## Texte source:
• • • • •
Chaque entreprise donneuse d’ordres doit être tenue pour responsable, vis-à-vis de ses sous-traitants et de ses filiales, des effets de sa propre délocalisation sur leurs salariés.
Et il faut instaurer un droit d’accès aux marchés français et européen (sur les produits réimportés), « calculé en fonction des écarts de salaires et de protection sociale entre pays importateurs et exportateurs ».
On en voit l’actualité avec Renault, Ericsson ou Total,
qui veut fermer sa raffinerie dans le Nord-Pas-de-Calais :
« Plan de désengagement progressif de l’outil industriel européen, analyse la CGT, au profit d’investissements
en Asie et au Moyen-Orient. »
• • • • •
## Consigne:
Reprenez le texte source en partant de « Chaque entreprise donneuse » et en allant jusqu'à « sur leurs salariés. », et renommez « sous-traitants » en « fournisseurs ».

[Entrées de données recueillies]
• • • • •
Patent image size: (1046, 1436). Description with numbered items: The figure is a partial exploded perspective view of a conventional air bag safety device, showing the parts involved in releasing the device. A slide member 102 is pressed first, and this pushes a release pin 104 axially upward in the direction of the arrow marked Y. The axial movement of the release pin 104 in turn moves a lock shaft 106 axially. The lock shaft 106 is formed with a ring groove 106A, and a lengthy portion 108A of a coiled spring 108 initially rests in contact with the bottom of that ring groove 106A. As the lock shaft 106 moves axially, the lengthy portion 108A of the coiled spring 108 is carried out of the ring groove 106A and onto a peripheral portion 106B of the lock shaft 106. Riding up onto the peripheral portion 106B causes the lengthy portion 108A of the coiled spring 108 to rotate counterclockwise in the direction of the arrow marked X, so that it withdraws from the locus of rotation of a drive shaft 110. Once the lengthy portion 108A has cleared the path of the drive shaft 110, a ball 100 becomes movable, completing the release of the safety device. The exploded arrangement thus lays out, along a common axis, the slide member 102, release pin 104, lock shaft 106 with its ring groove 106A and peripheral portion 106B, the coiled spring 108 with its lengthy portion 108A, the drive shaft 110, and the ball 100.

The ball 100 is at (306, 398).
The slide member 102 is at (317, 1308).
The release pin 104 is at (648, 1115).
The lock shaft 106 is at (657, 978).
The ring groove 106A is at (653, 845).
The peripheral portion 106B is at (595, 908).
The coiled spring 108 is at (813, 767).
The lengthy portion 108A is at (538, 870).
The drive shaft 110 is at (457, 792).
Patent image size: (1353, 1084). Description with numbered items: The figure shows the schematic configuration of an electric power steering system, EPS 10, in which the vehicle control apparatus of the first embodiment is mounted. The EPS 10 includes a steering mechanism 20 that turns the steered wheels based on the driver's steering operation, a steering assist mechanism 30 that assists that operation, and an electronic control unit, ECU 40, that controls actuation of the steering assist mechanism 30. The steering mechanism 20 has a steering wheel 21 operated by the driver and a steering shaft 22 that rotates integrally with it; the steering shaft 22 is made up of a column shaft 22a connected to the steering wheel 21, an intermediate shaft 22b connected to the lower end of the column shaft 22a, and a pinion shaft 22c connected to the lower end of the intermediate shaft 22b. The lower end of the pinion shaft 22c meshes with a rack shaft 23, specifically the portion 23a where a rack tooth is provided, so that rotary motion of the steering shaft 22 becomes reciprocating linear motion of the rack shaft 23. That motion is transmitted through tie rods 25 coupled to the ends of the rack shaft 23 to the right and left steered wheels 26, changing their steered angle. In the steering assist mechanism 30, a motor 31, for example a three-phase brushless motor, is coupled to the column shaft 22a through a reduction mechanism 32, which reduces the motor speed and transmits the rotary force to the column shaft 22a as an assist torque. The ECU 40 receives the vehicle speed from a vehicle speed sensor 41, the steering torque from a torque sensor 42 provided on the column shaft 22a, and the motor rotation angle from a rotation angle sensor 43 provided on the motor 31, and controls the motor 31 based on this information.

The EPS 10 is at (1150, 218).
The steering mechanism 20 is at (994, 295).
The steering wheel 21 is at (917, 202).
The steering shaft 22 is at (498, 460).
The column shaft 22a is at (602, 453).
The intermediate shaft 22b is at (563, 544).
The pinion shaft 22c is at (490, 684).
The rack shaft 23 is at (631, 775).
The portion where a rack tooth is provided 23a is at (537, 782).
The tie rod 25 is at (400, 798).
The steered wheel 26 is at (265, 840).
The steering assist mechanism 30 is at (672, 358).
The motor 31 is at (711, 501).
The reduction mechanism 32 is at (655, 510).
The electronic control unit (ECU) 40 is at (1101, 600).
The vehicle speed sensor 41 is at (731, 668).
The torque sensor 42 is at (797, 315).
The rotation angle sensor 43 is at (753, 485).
• • • • •
## Réponse rédigée:
Chaque entreprise donneuse d’ordres doit être tenue pour responsable, vis-à-vis de ses fournisseurs et de ses filiales, des effets de sa propre délocalisation sur leurs salariés.